What is expected: Transcribe all of the material below word for word and leave out its pictures.

Supplied material:
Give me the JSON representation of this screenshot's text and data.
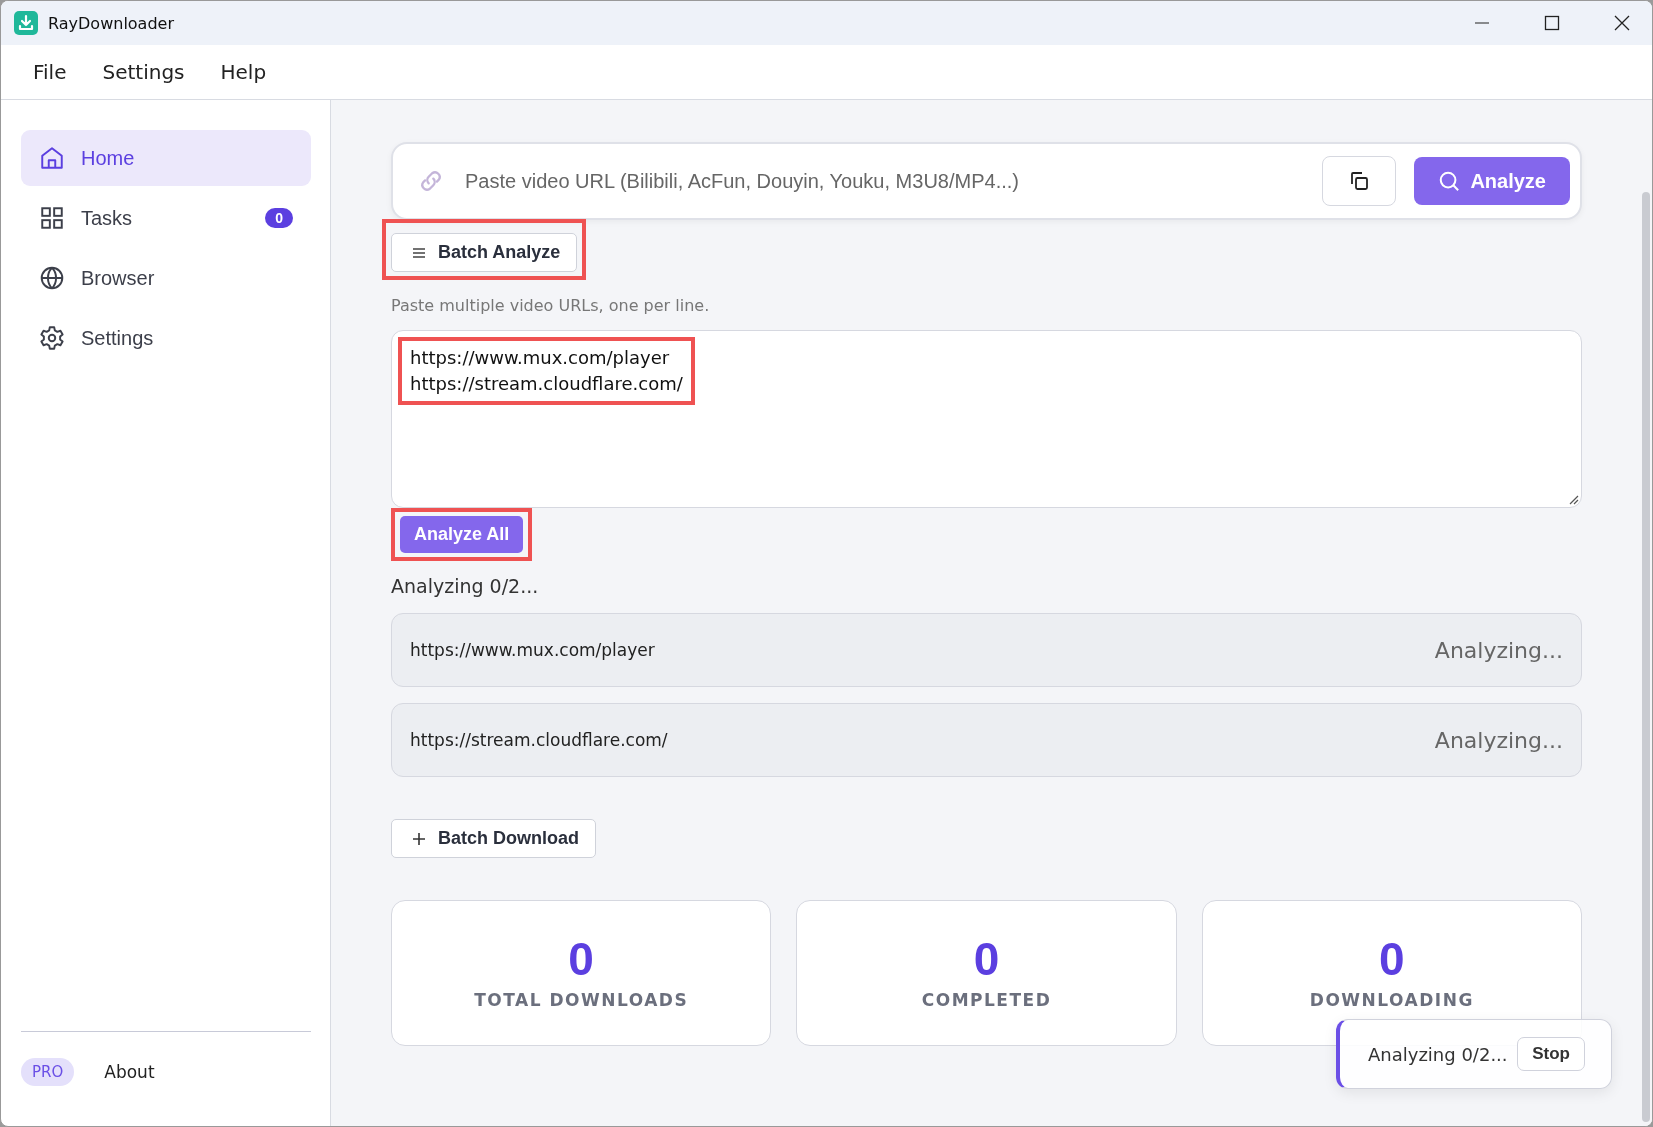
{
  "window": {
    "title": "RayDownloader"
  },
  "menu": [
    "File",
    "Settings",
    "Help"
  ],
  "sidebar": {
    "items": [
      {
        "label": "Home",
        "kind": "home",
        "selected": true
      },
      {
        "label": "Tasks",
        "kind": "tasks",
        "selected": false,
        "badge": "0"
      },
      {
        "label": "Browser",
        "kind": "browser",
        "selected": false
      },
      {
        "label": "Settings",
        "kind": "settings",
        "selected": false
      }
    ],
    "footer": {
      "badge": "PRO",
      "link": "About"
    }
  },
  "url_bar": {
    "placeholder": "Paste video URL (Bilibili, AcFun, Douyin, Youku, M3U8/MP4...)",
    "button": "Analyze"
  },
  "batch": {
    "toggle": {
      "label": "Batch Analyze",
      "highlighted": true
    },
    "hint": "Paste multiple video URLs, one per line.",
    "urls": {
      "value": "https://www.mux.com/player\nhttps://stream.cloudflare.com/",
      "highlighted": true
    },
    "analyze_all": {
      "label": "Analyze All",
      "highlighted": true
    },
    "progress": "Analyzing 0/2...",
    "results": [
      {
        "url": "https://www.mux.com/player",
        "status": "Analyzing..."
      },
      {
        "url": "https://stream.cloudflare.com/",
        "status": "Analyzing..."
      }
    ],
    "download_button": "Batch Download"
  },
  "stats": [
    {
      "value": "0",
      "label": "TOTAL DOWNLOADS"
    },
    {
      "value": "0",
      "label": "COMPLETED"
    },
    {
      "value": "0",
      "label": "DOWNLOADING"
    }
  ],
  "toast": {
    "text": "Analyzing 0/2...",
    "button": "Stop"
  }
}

Answer to this problem:
Give me the JSON representation of this screenshot's text and data.
{
  "window": {
    "title": "RayDownloader"
  },
  "menu": [
    "File",
    "Settings",
    "Help"
  ],
  "sidebar": {
    "items": [
      {
        "label": "Home",
        "kind": "home",
        "selected": true
      },
      {
        "label": "Tasks",
        "kind": "tasks",
        "selected": false,
        "badge": "0"
      },
      {
        "label": "Browser",
        "kind": "browser",
        "selected": false
      },
      {
        "label": "Settings",
        "kind": "settings",
        "selected": false
      }
    ],
    "footer": {
      "badge": "PRO",
      "link": "About"
    }
  },
  "url_bar": {
    "placeholder": "Paste video URL (Bilibili, AcFun, Douyin, Youku, M3U8/MP4...)",
    "button": "Analyze"
  },
  "batch": {
    "toggle": {
      "label": "Batch Analyze",
      "highlighted": true
    },
    "hint": "Paste multiple video URLs, one per line.",
    "urls": {
      "value": "https://www.mux.com/player\nhttps://stream.cloudflare.com/",
      "highlighted": true
    },
    "analyze_all": {
      "label": "Analyze All",
      "highlighted": true
    },
    "progress": "Analyzing 0/2...",
    "results": [
      {
        "url": "https://www.mux.com/player",
        "status": "Analyzing..."
      },
      {
        "url": "https://stream.cloudflare.com/",
        "status": "Analyzing..."
      }
    ],
    "download_button": "Batch Download"
  },
  "stats": [
    {
      "value": "0",
      "label": "TOTAL DOWNLOADS"
    },
    {
      "value": "0",
      "label": "COMPLETED"
    },
    {
      "value": "0",
      "label": "DOWNLOADING"
    }
  ],
  "toast": {
    "text": "Analyzing 0/2...",
    "button": "Stop"
  }
}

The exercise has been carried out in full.